Data listing:
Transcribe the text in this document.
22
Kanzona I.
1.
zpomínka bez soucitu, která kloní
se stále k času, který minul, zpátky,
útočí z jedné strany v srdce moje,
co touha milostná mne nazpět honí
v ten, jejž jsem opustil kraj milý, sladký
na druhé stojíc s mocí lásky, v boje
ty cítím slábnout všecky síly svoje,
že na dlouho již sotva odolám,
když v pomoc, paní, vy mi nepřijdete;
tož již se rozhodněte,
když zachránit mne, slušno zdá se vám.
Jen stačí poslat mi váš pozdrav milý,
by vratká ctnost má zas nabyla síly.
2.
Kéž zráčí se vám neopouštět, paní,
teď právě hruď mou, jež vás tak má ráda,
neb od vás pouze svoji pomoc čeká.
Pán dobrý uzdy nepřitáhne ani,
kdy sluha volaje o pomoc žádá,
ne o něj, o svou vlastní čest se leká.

» Exercise description
Output all preceding records character for character.

» Exercise solution
Transcribe the text in this document.
22
Kanzona I.
1.
zpomínka bez soucitu, která kloní
se stále k času, který minul, zpátky,
útočí z jedné strany v srdce moje,
co touha milostná mne nazpět honí
v ten, jejž jsem opustil kraj milý, sladký
na druhé stojíc s mocí lásky, v boje
ty cítím slábnout všecky síly svoje,
že na dlouho již sotva odolám,
když v pomoc, paní, vy mi nepřijdete;
tož již se rozhodněte,
když zachránit mne, slušno zdá se vám.
Jen stačí poslat mi váš pozdrav milý,
by vratká ctnost má zas nabyla síly.
2.
Kéž zráčí se vám neopouštět, paní,
teď právě hruď mou, jež vás tak má ráda,
neb od vás pouze svoji pomoc čeká.
Pán dobrý uzdy nepřitáhne ani,
kdy sluha volaje o pomoc žádá,
ne o něj, o svou vlastní čest se leká.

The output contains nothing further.